WHAT YOU WILL DO >>
How many lines of the records hold the string "label"? Reply with the number alone.

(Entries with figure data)
○ ○ ○ ○ ○ ○ ○

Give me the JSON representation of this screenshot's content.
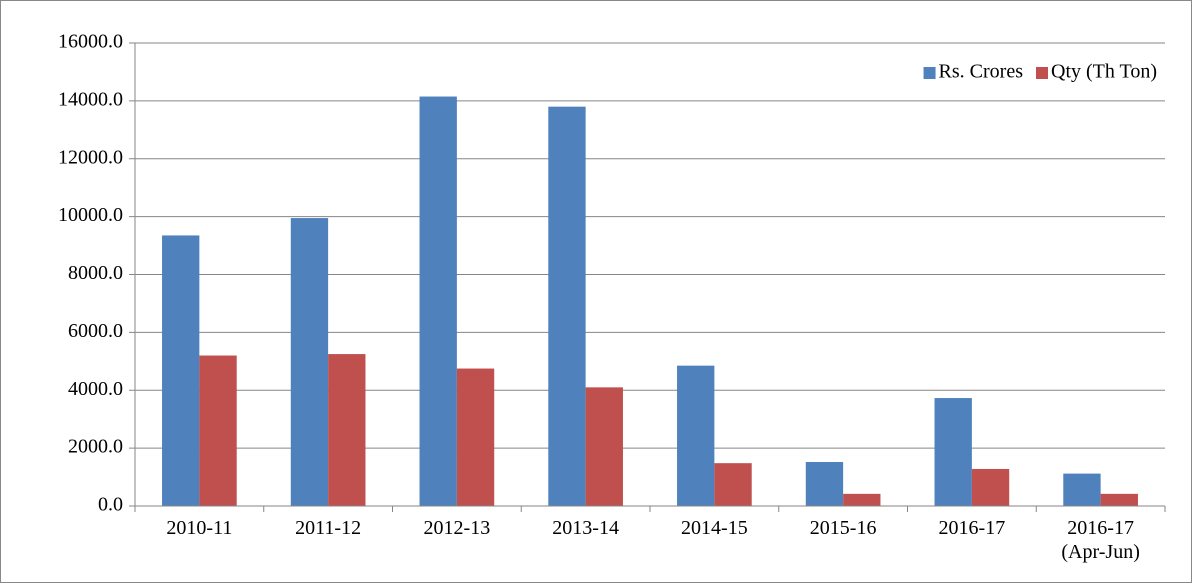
{
  "chart_data": {
    "type": "bar",
    "categories": [
      "2010-11",
      "2011-12",
      "2012-13",
      "2013-14",
      "2014-15",
      "2015-16",
      "2016-17",
      "2016-17\n(Apr-Jun)"
    ],
    "series": [
      {
        "name": "Rs. Crores",
        "color": "#4f81bd",
        "values": [
          9350,
          9950,
          14150,
          13800,
          4850,
          1520,
          3730,
          1120
        ]
      },
      {
        "name": "Qty (Th Ton)",
        "color": "#c0504d",
        "values": [
          5200,
          5250,
          4750,
          4100,
          1480,
          420,
          1280,
          420
        ]
      }
    ],
    "ylim": [
      0,
      16000
    ],
    "yticks": [
      {
        "value": 0,
        "label": "0.0"
      },
      {
        "value": 2000,
        "label": "2000.0"
      },
      {
        "value": 4000,
        "label": "4000.0"
      },
      {
        "value": 6000,
        "label": "6000.0"
      },
      {
        "value": 8000,
        "label": "8000.0"
      },
      {
        "value": 10000,
        "label": "10000.0"
      },
      {
        "value": 12000,
        "label": "12000.0"
      },
      {
        "value": 14000,
        "label": "14000.0"
      },
      {
        "value": 16000,
        "label": "16000.0"
      }
    ],
    "grid": true,
    "legend": "top-right"
  }
}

○ ○ ○ ○ ○ ○ ○

RESULT BELOW >>
9